Dataset entries –
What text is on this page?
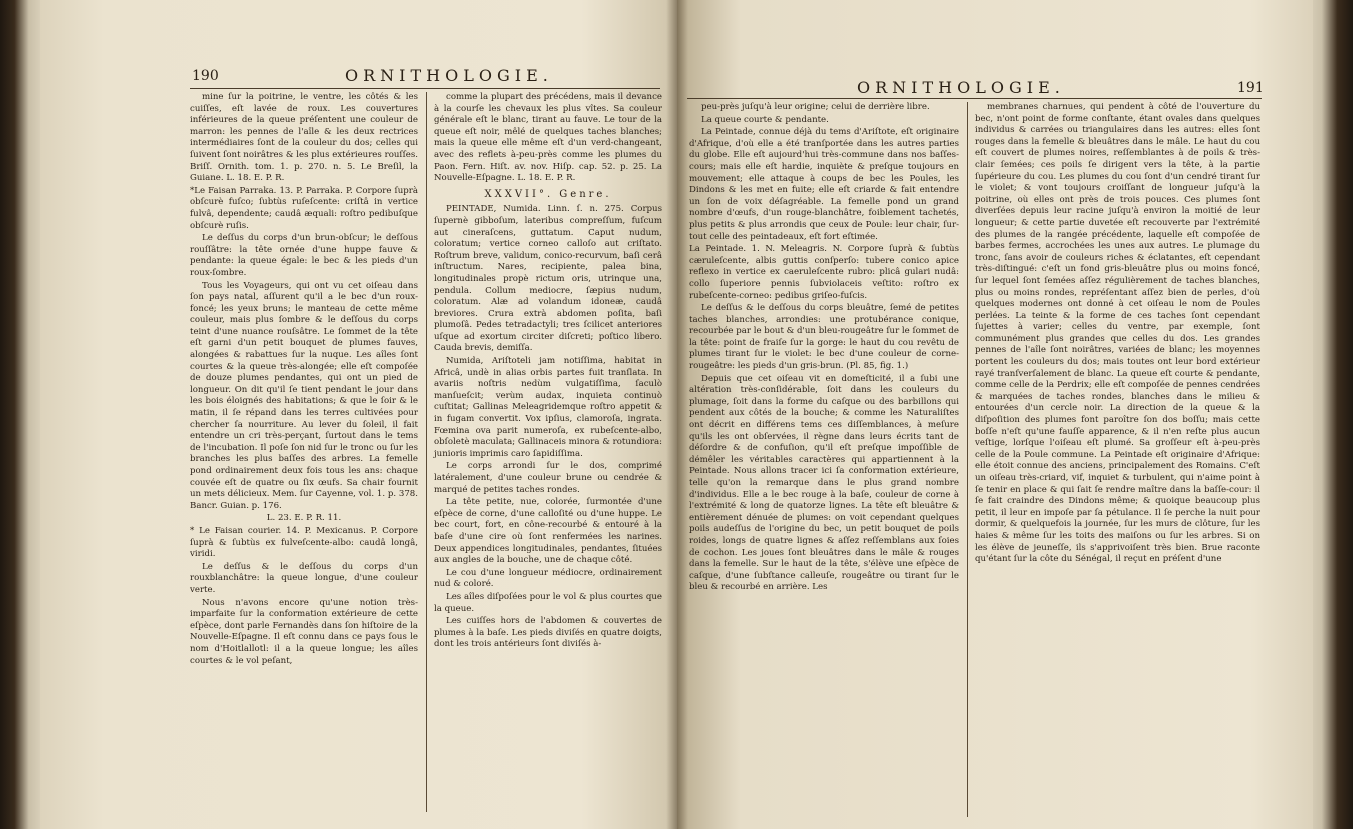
190	ORNITHOLOGIE.

mine ſur la poitrine, le ventre, les côtés & les cuiſſes, eſt lavée de roux. Les couvertures inférieures de la queue préſentent une couleur de marron: les pennes de l'aîle & les deux rectrices intermédiaires ſont de la couleur du dos; celles qui ſuivent ſont noirâtres & les plus extérieures rouſſes. Briſſ. Ornith. tom. 1. p. 270. n. 5. Le Breſil, la Guiane. L. 18. E. P. R.

*Le Faisan Parraka. 13. P. Parraka. P. Corpore ſuprà obſcurè fuſco; ſubtùs ruſeſcente: criſtâ in vertice fulvâ, dependente; caudâ æquali: roſtro pedibuſque obſcurè ruſis.

Le deſſus du corps d'un brun-obſcur; le deſſous rouſſâtre: la tête ornée d'une huppe fauve & pendante: la queue égale: le bec & les pieds d'un roux-ſombre.

Tous les Voyageurs, qui ont vu cet oiſeau dans ſon pays natal, aſſurent qu'il a le bec d'un roux-foncé; les yeux bruns; le manteau de cette même couleur, mais plus ſombre & le deſſous du corps teint d'une nuance rouſsâtre. Le ſommet de la tête eſt garni d'un petit bouquet de plumes fauves, alongées & rabattues ſur la nuque. Les aîles ſont courtes & la queue très-alongée; elle eſt compoſée de douze plumes pendantes, qui ont un pied de longueur. On dit qu'il ſe tient pendant le jour dans les bois éloignés des habitations; & que le ſoir & le matin, il ſe répand dans les terres cultivées pour chercher ſa nourriture. Au lever du ſoleil, il fait entendre un cri très-perçant, ſurtout dans le tems de l'incubation. Il poſe ſon nid ſur le tronc ou ſur les branches les plus baſſes des arbres. La femelle pond ordinairement deux fois tous les ans: chaque couvée eſt de quatre ou ſix œufs. Sa chair fournit un mets délicieux. Mem. ſur Cayenne, vol. 1. p. 378. Bancr. Guian. p. 176.

L. 23. E. P. R. 11.

* Le Faisan courier. 14. P. Mexicanus. P. Corpore ſuprà & ſubtùs ex fulveſcente-albo: caudâ longâ, viridi.

Le deſſus & le deſſous du corps d'un rouxblanchâtre: la queue longue, d'une couleur verte.

Nous n'avons encore qu'une notion très-imparfaite ſur la conformation extérieure de cette eſpèce, dont parle Fernandès dans ſon hiſtoire de la Nouvelle-Eſpagne. Il eſt connu dans ce pays ſous le nom d'Hoitlallotl: il a la queue longue; les aîles courtes & le vol peſant,

comme la plupart des précédens, mais il devance à la courſe les chevaux les plus vîtes. Sa couleur générale eſt le blanc, tirant au fauve. Le tour de la queue eſt noir, mêlé de quelques taches blanches; mais la queue elle même eſt d'un verd-changeant, avec des reflets à-peu-près comme les plumes du Paon. Fern. Hiſt. av. nov. Hiſp. cap. 52. p. 25. La Nouvelle-Eſpagne. L. 18. E. P. R.

XXXVII°. Genre.

PEINTADE, Numida. Linn. ſ. n. 275. Corpus ſupernè gibboſum, lateribus compreſſum, fuſcum aut cineraſcens, guttatum. Caput nudum, coloratum; vertice corneo calloſo aut criſtato. Roſtrum breve, validum, conico-recurvum, baſi cerâ inſtructum. Nares, recipiente, palea bina, longitudinales propè rictum oris, utrinque una, pendula. Collum mediocre, ſæpius nudum, coloratum. Alæ ad volandum idoneæ, caudâ breviores. Crura extrà abdomen poſita, baſi plumoſâ. Pedes tetradactyli; tres ſcilicet anteriores uſque ad exortum circiter diſcreti; poſtico libero. Cauda brevis, demiſſa.

Numida, Ariſtoteli jam notiſſima, habitat in Africâ, undè in alias orbis partes fuit tranſlata. In avariis noſtris nedùm vulgatiſſima, ſaculò manſueſcit; verùm audax, inquieta continuò cuſtitat; Gallinas Meleagridemque roſtro appetit & in fugam convertit. Vox ipſius, clamoroſa, ingrata. Fœmina ova parit numeroſa, ex rubeſcente-albo, obſoletè maculata; Gallinaceis minora & rotundiora: junioris imprimis caro ſapidiſſima.

Le corps arrondi ſur le dos, comprimé latéralement, d'une couleur brune ou cendrée & marqué de petites taches rondes.

La tête petite, nue, colorée, ſurmontée d'une eſpèce de corne, d'une calloſité ou d'une huppe. Le bec court, fort, en cône-recourbé & entouré à la baſe d'une cire où ſont renfermées les narines. Deux appendices longitudinales, pendantes, ſituées aux angles de la bouche, une de chaque côté.

Le cou d'une longueur médiocre, ordinairement nud & coloré.

Les aîles diſpoſées pour le vol & plus courtes que la queue.

Les cuiſſes hors de l'abdomen & couvertes de plumes à la baſe. Les pieds diviſés en quatre doigts, dont les trois antérieurs ſont diviſés à-

ORNITHOLOGIE.	191

peu-près juſqu'à leur origine; celui de derrière libre.

La queue courte & pendante.

La Peintade, connue déjà du tems d'Ariſtote, eſt originaire d'Afrique, d'où elle a été tranſportée dans les autres parties du globe. Elle eſt aujourd'hui très-commune dans nos baſſes-cours; mais elle eſt hardie, inquiète & preſque toujours en mouvement; elle attaque à coups de bec les Poules, les Dindons & les met en fuite; elle eſt criarde & fait entendre un ſon de voix déſagréable. La femelle pond un grand nombre d'œufs, d'un rouge-blanchâtre, foiblement tachetés, plus petits & plus arrondis que ceux de Poule: leur chair, ſur-tout celle des peintadeaux, eſt fort eſtimée.

La Peintade. 1. N. Meleagris. N. Corpore ſuprà & ſubtùs cæruleſcente, albis guttis conſperſo: tubere conico apice reflexo in vertice ex caeruleſcente rubro: plicâ gulari nudâ: collo ſuperiore pennis ſubviolaceis veſtito: roſtro ex rubeſcente-corneo: pedibus griſeo-fuſcis.

Le deſſus & le deſſous du corps bleuâtre, ſemé de petites taches blanches, arrondies: une protubérance conique, recourbée par le bout & d'un bleu-rougeâtre ſur le ſommet de la tête: point de fraiſe ſur la gorge: le haut du cou revêtu de plumes tirant ſur le violet: le bec d'une couleur de corne-rougeâtre: les pieds d'un gris-brun. (Pl. 85, fig. 1.)

Depuis que cet oiſeau vit en domeſticité, il a ſubi une altération très-conſidérable, ſoit dans les couleurs du plumage, ſoit dans la forme du caſque ou des barbillons qui pendent aux côtés de la bouche; & comme les Naturaliſtes ont décrit en différens tems ces diſſemblances, à meſure qu'ils les ont obſervées, il règne dans leurs écrits tant de déſordre & de confuſion, qu'il eſt preſque impoſſible de démêler les véritables caractères qui appartiennent à la Peintade. Nous allons tracer ici ſa conformation extérieure, telle qu'on la remarque dans le plus grand nombre d'individus. Elle a le bec rouge à la baſe, couleur de corne à l'extrémité & long de quatorze lignes. La tête eſt bleuâtre & entièrement dénuée de plumes: on voit cependant quelques poils audeſſus de l'origine du bec, un petit bouquet de poils roides, longs de quatre lignes & aſſez reſſemblans aux ſoies de cochon. Les joues ſont bleuâtres dans le mâle & rouges dans la femelle. Sur le haut de la tête, s'élève une eſpèce de caſque, d'une ſubſtance calleuſe, rougeâtre ou tirant ſur le bleu & recourbé en arrière. Les

membranes charnues, qui pendent à côté de l'ouverture du bec, n'ont point de forme conſtante, étant ovales dans quelques individus & carrées ou triangulaires dans les autres: elles ſont rouges dans la femelle & bleuâtres dans le mâle. Le haut du cou eſt couvert de plumes noires, reſſemblantes à de poils & très-clair ſemées; ces poils ſe dirigent vers la tête, à la partie ſupérieure du cou. Les plumes du cou ſont d'un cendré tirant ſur le violet; & vont toujours croiſſant de longueur juſqu'à la poitrine, où elles ont près de trois pouces. Ces plumes ſont diverſées depuis leur racine juſqu'à environ la moitié de leur longueur; & cette partie duvetée eſt recouverte par l'extrémité des plumes de la rangée précédente, laquelle eſt compoſée de barbes fermes, accrochées les unes aux autres. Le plumage du tronc, ſans avoir de couleurs riches & éclatantes, eſt cependant très-diſtingué: c'eſt un fond gris-bleuâtre plus ou moins foncé, ſur lequel ſont ſemées aſſez régulièrement de taches blanches, plus ou moins rondes, repréſentant aſſez bien de perles, d'où quelques modernes ont donné à cet oiſeau le nom de Poules perlées. La teinte & la forme de ces taches ſont cependant ſujettes à varier; celles du ventre, par exemple, ſont communément plus grandes que celles du dos. Les grandes pennes de l'aîle ſont noirâtres, variées de blanc; les moyennes portent les couleurs du dos; mais toutes ont leur bord extérieur rayé tranſverſalement de blanc. La queue eſt courte & pendante, comme celle de la Perdrix; elle eſt compoſée de pennes cendrées & marquées de taches rondes, blanches dans le milieu & entourées d'un cercle noir. La direction de la queue & la diſpoſition des plumes font paroître ſon dos boſſu; mais cette boſſe n'eſt qu'une fauſſe apparence, & il n'en reſte plus aucun veſtige, lorſque l'oiſeau eſt plumé. Sa groſſeur eſt à-peu-près celle de la Poule commune. La Peintade eſt originaire d'Afrique: elle étoit connue des anciens, principalement des Romains. C'eſt un oiſeau très-criard, vif, inquiet & turbulent, qui n'aime point à ſe tenir en place & qui ſait ſe rendre maître dans la baſſe-cour: il ſe fait craindre des Dindons même; & quoique beaucoup plus petit, il leur en impoſe par ſa pétulance. Il ſe perche la nuit pour dormir, & quelquefois la journée, ſur les murs de clôture, ſur les haies & même ſur les toits des maiſons ou ſur les arbres. Si on les élève de jeuneſſe, ils s'apprivoiſent très bien. Brue raconte qu'étant ſur la côte du Sénégal, il reçut en préſent d'une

Work to complete –
Gather all lines of the records that include the word "pieds".

The response –
Le deſſus du corps d'un brun-obſcur; le deſſous rouſſâtre: la tête ornée d'une huppe fauve & pendante: la queue égale: le bec & les pieds d'un roux-ſombre.
Les cuiſſes hors de l'abdomen & couvertes de plumes à la baſe. Les pieds diviſés en quatre doigts, dont les trois antérieurs ſont diviſés à-
Le deſſus & le deſſous du corps bleuâtre, ſemé de petites taches blanches, arrondies: une protubérance conique, recourbée par le bout & d'un bleu-rougeâtre ſur le ſommet de la tête: point de fraiſe ſur la gorge: le haut du cou revêtu de plumes tirant ſur le violet: le bec d'une couleur de corne-rougeâtre: les pieds d'un gris-brun. (Pl. 85, fig. 1.)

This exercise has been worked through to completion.